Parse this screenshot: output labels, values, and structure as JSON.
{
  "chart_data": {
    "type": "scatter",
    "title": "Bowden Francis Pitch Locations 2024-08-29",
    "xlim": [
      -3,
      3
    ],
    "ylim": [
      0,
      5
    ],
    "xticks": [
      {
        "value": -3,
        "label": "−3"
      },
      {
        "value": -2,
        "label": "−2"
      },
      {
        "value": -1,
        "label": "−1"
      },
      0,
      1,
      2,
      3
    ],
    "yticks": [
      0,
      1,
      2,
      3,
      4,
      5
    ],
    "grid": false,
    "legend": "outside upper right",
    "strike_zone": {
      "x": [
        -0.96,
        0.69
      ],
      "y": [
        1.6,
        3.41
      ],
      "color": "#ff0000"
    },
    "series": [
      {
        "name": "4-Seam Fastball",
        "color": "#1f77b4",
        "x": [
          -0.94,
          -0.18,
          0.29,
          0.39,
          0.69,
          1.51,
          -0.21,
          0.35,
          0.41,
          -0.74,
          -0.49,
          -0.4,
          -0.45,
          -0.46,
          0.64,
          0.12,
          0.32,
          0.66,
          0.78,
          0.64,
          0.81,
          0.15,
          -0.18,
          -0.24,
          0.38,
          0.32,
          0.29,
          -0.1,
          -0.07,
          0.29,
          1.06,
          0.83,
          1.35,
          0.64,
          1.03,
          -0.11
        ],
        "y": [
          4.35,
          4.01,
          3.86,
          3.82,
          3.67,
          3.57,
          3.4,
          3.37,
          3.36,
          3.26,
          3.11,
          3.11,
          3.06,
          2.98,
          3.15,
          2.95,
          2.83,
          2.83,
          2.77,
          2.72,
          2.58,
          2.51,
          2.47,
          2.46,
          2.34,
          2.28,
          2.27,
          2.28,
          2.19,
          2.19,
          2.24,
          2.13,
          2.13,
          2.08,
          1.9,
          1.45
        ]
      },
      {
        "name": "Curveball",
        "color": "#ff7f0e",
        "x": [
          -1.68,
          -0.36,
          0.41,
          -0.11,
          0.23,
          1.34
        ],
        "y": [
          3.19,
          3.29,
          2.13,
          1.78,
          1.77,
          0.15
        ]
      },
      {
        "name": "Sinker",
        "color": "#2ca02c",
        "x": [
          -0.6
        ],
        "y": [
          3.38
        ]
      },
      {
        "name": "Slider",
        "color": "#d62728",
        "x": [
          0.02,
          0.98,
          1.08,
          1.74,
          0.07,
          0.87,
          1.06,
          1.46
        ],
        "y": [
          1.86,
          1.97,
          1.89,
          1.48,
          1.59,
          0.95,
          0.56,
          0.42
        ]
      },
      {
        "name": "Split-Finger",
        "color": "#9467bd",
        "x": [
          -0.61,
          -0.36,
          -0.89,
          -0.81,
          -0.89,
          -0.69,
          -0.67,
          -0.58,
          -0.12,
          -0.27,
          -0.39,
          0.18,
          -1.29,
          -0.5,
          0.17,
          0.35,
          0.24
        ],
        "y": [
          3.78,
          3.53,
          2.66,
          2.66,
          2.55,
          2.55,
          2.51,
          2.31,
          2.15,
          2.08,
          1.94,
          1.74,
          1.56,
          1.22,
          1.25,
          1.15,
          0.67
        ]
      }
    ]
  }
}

※ ※ ※

## REQUIREMENT
Take the entries above and transcribe them exactly.

## EXERCISE RESULT
Parse this screenshot: output labels, values, and structure as JSON.
{
  "chart_data": {
    "type": "scatter",
    "title": "Bowden Francis Pitch Locations 2024-08-29",
    "xlim": [
      -3,
      3
    ],
    "ylim": [
      0,
      5
    ],
    "xticks": [
      {
        "value": -3,
        "label": "−3"
      },
      {
        "value": -2,
        "label": "−2"
      },
      {
        "value": -1,
        "label": "−1"
      },
      0,
      1,
      2,
      3
    ],
    "yticks": [
      0,
      1,
      2,
      3,
      4,
      5
    ],
    "grid": false,
    "legend": "outside upper right",
    "strike_zone": {
      "x": [
        -0.96,
        0.69
      ],
      "y": [
        1.6,
        3.41
      ],
      "color": "#ff0000"
    },
    "series": [
      {
        "name": "4-Seam Fastball",
        "color": "#1f77b4",
        "x": [
          -0.94,
          -0.18,
          0.29,
          0.39,
          0.69,
          1.51,
          -0.21,
          0.35,
          0.41,
          -0.74,
          -0.49,
          -0.4,
          -0.45,
          -0.46,
          0.64,
          0.12,
          0.32,
          0.66,
          0.78,
          0.64,
          0.81,
          0.15,
          -0.18,
          -0.24,
          0.38,
          0.32,
          0.29,
          -0.1,
          -0.07,
          0.29,
          1.06,
          0.83,
          1.35,
          0.64,
          1.03,
          -0.11
        ],
        "y": [
          4.35,
          4.01,
          3.86,
          3.82,
          3.67,
          3.57,
          3.4,
          3.37,
          3.36,
          3.26,
          3.11,
          3.11,
          3.06,
          2.98,
          3.15,
          2.95,
          2.83,
          2.83,
          2.77,
          2.72,
          2.58,
          2.51,
          2.47,
          2.46,
          2.34,
          2.28,
          2.27,
          2.28,
          2.19,
          2.19,
          2.24,
          2.13,
          2.13,
          2.08,
          1.9,
          1.45
        ]
      },
      {
        "name": "Curveball",
        "color": "#ff7f0e",
        "x": [
          -1.68,
          -0.36,
          0.41,
          -0.11,
          0.23,
          1.34
        ],
        "y": [
          3.19,
          3.29,
          2.13,
          1.78,
          1.77,
          0.15
        ]
      },
      {
        "name": "Sinker",
        "color": "#2ca02c",
        "x": [
          -0.6
        ],
        "y": [
          3.38
        ]
      },
      {
        "name": "Slider",
        "color": "#d62728",
        "x": [
          0.02,
          0.98,
          1.08,
          1.74,
          0.07,
          0.87,
          1.06,
          1.46
        ],
        "y": [
          1.86,
          1.97,
          1.89,
          1.48,
          1.59,
          0.95,
          0.56,
          0.42
        ]
      },
      {
        "name": "Split-Finger",
        "color": "#9467bd",
        "x": [
          -0.61,
          -0.36,
          -0.89,
          -0.81,
          -0.89,
          -0.69,
          -0.67,
          -0.58,
          -0.12,
          -0.27,
          -0.39,
          0.18,
          -1.29,
          -0.5,
          0.17,
          0.35,
          0.24
        ],
        "y": [
          3.78,
          3.53,
          2.66,
          2.66,
          2.55,
          2.55,
          2.51,
          2.31,
          2.15,
          2.08,
          1.94,
          1.74,
          1.56,
          1.22,
          1.25,
          1.15,
          0.67
        ]
      }
    ]
  }
}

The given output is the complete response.